## Exercise aim
Write out all records as given; omit images.

---------- Data rows ----------

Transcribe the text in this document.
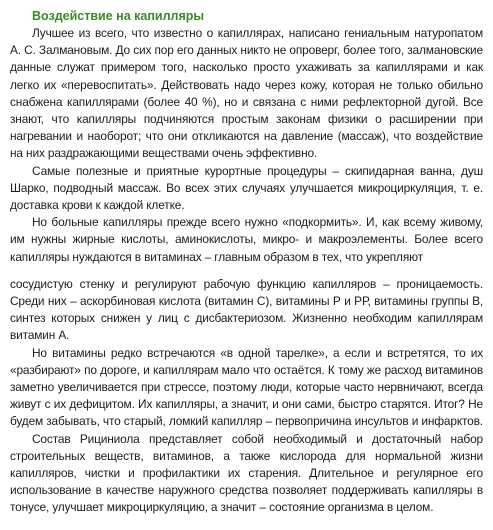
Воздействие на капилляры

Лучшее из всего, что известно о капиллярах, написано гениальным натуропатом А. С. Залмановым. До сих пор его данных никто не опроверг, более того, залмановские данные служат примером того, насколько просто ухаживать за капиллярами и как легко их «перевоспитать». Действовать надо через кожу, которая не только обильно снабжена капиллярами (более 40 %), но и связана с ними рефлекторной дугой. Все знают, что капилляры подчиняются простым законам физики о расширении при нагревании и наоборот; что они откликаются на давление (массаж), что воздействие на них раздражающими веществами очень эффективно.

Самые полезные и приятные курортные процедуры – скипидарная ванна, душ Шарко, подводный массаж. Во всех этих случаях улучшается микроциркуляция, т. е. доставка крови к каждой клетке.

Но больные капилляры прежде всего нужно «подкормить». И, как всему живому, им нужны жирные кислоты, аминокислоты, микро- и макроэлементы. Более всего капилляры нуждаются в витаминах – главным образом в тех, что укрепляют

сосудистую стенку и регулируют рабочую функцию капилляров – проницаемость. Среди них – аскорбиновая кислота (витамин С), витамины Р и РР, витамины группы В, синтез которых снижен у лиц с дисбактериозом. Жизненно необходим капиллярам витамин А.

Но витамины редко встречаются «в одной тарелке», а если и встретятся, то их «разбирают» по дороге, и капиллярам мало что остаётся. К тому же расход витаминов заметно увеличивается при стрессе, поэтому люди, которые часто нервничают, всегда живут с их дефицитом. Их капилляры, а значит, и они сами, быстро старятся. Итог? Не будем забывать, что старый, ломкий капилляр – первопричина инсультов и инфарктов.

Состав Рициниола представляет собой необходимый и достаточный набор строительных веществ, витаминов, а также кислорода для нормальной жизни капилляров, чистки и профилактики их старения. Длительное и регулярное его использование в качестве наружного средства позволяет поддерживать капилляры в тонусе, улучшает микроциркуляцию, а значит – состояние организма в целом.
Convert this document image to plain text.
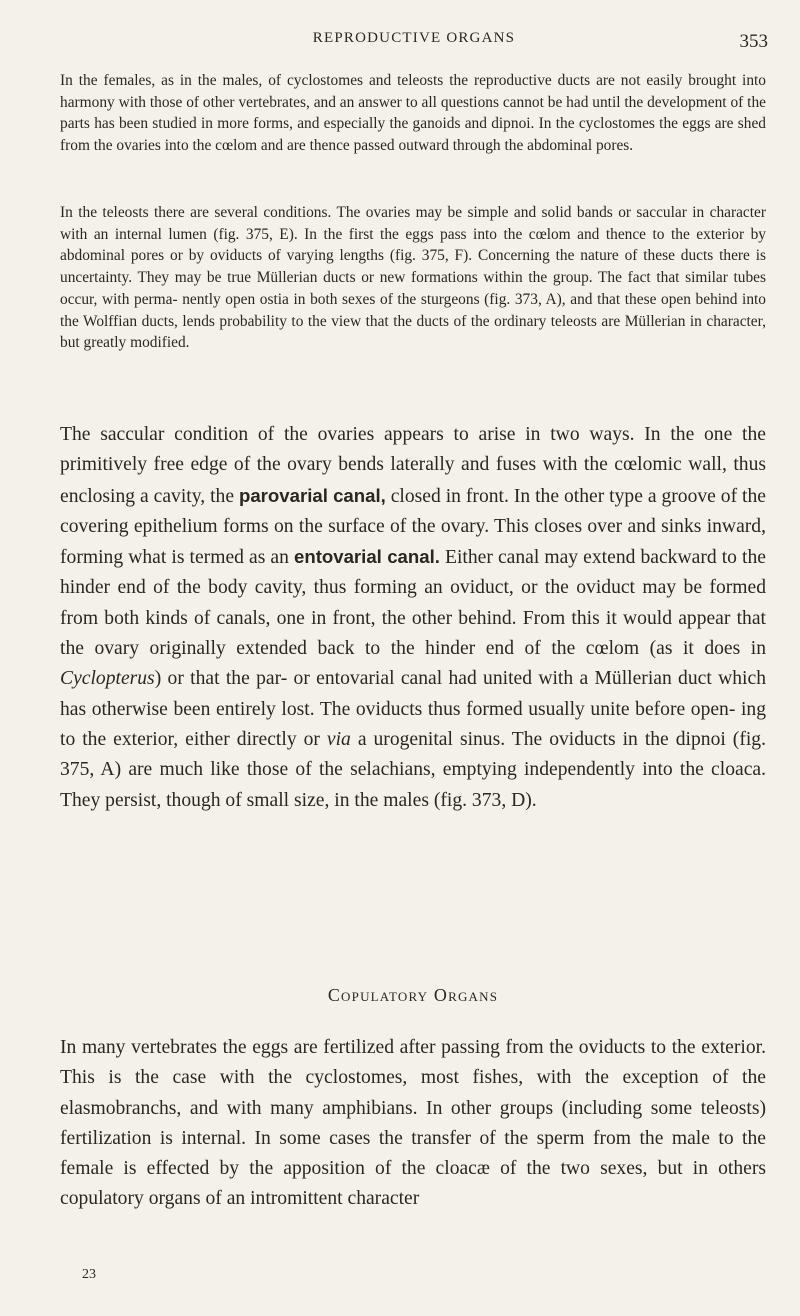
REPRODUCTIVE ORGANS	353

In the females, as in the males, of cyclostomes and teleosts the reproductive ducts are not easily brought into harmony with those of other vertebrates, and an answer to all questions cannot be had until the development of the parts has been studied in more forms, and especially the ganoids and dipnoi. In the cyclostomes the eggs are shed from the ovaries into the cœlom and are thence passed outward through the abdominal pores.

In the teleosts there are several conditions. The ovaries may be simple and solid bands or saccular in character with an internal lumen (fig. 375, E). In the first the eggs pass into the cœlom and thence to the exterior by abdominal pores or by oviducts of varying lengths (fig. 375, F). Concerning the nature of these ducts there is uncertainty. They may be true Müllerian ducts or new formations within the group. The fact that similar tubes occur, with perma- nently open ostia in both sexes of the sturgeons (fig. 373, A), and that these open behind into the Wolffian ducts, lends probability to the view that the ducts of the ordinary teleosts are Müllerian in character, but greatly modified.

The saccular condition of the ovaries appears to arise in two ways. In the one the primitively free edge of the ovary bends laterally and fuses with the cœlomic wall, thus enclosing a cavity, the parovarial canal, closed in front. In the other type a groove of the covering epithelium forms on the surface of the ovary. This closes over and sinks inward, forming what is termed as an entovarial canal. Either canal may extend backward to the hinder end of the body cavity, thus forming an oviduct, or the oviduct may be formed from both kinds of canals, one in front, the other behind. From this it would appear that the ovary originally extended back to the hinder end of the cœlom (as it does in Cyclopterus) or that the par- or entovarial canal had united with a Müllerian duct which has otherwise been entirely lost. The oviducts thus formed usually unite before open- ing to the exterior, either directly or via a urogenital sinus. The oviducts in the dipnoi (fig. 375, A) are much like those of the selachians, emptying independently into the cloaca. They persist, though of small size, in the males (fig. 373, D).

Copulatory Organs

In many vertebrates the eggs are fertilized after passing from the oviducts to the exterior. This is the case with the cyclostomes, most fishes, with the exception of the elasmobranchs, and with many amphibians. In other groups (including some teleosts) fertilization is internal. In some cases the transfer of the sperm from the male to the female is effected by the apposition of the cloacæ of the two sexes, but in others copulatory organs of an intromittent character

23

----------

## In response
Transcribe the text in this document.
Воздействие на капилляры

Лучшее из всего, что известно о капиллярах, написано гениальным натуропатом А. С. Залмановым. До сих пор его данных никто не опроверг, более того, залмановские данные служат примером того, насколько просто ухаживать за капиллярами и как легко их «перевоспитать». Действовать надо через кожу, которая не только обильно снабжена капиллярами (более 40 %), но и связана с ними рефлекторной дугой. Все знают, что капилляры подчиняются простым законам физики о расширении при нагревании и наоборот; что они откликаются на давление (массаж), что воздействие на них раздражающими веществами очень эффективно.

Самые полезные и приятные курортные процедуры – скипидарная ванна, душ Шарко, подводный массаж. Во всех этих случаях улучшается микроциркуляция, т. е. доставка крови к каждой клетке.

Но больные капилляры прежде всего нужно «подкормить». И, как всему живому, им нужны жирные кислоты, аминокислоты, микро- и макроэлементы. Более всего капилляры нуждаются в витаминах – главным образом в тех, что укрепляют

сосудистую стенку и регулируют рабочую функцию капилляров – проницаемость. Среди них – аскорбиновая кислота (витамин С), витамины Р и РР, витамины группы В, синтез которых снижен у лиц с дисбактериозом. Жизненно необходим капиллярам витамин А.

Но витамины редко встречаются «в одной тарелке», а если и встретятся, то их «разбирают» по дороге, и капиллярам мало что остаётся. К тому же расход витаминов заметно увеличивается при стрессе, поэтому люди, которые часто нервничают, всегда живут с их дефицитом. Их капилляры, а значит, и они сами, быстро старятся. Итог? Не будем забывать, что старый, ломкий капилляр – первопричина инсультов и инфарктов.

Состав Рициниола представляет собой необходимый и достаточный набор строительных веществ, витаминов, а также кислорода для нормальной жизни капилляров, чистки и профилактики их старения. Длительное и регулярное его использование в качестве наружного средства позволяет поддерживать капилляры в тонусе, улучшает микроциркуляцию, а значит – состояние организма в целом.
Convert this document image to plain text.
REPRODUCTIVE ORGANS	353

In the females, as in the males, of cyclostomes and teleosts the reproductive ducts are not easily brought into harmony with those of other vertebrates, and an answer to all questions cannot be had until the development of the parts has been studied in more forms, and especially the ganoids and dipnoi. In the cyclostomes the eggs are shed from the ovaries into the cœlom and are thence passed outward through the abdominal pores.

In the teleosts there are several conditions. The ovaries may be simple and solid bands or saccular in character with an internal lumen (fig. 375, E). In the first the eggs pass into the cœlom and thence to the exterior by abdominal pores or by oviducts of varying lengths (fig. 375, F). Concerning the nature of these ducts there is uncertainty. They may be true Müllerian ducts or new formations within the group. The fact that similar tubes occur, with perma- nently open ostia in both sexes of the sturgeons (fig. 373, A), and that these open behind into the Wolffian ducts, lends probability to the view that the ducts of the ordinary teleosts are Müllerian in character, but greatly modified.

The saccular condition of the ovaries appears to arise in two ways. In the one the primitively free edge of the ovary bends laterally and fuses with the cœlomic wall, thus enclosing a cavity, the parovarial canal, closed in front. In the other type a groove of the covering epithelium forms on the surface of the ovary. This closes over and sinks inward, forming what is termed as an entovarial canal. Either canal may extend backward to the hinder end of the body cavity, thus forming an oviduct, or the oviduct may be formed from both kinds of canals, one in front, the other behind. From this it would appear that the ovary originally extended back to the hinder end of the cœlom (as it does in Cyclopterus) or that the par- or entovarial canal had united with a Müllerian duct which has otherwise been entirely lost. The oviducts thus formed usually unite before open- ing to the exterior, either directly or via a urogenital sinus. The oviducts in the dipnoi (fig. 375, A) are much like those of the selachians, emptying independently into the cloaca. They persist, though of small size, in the males (fig. 373, D).

Copulatory Organs

In many vertebrates the eggs are fertilized after passing from the oviducts to the exterior. This is the case with the cyclostomes, most fishes, with the exception of the elasmobranchs, and with many amphibians. In other groups (including some teleosts) fertilization is internal. In some cases the transfer of the sperm from the male to the female is effected by the apposition of the cloacæ of the two sexes, but in others copulatory organs of an intromittent character

23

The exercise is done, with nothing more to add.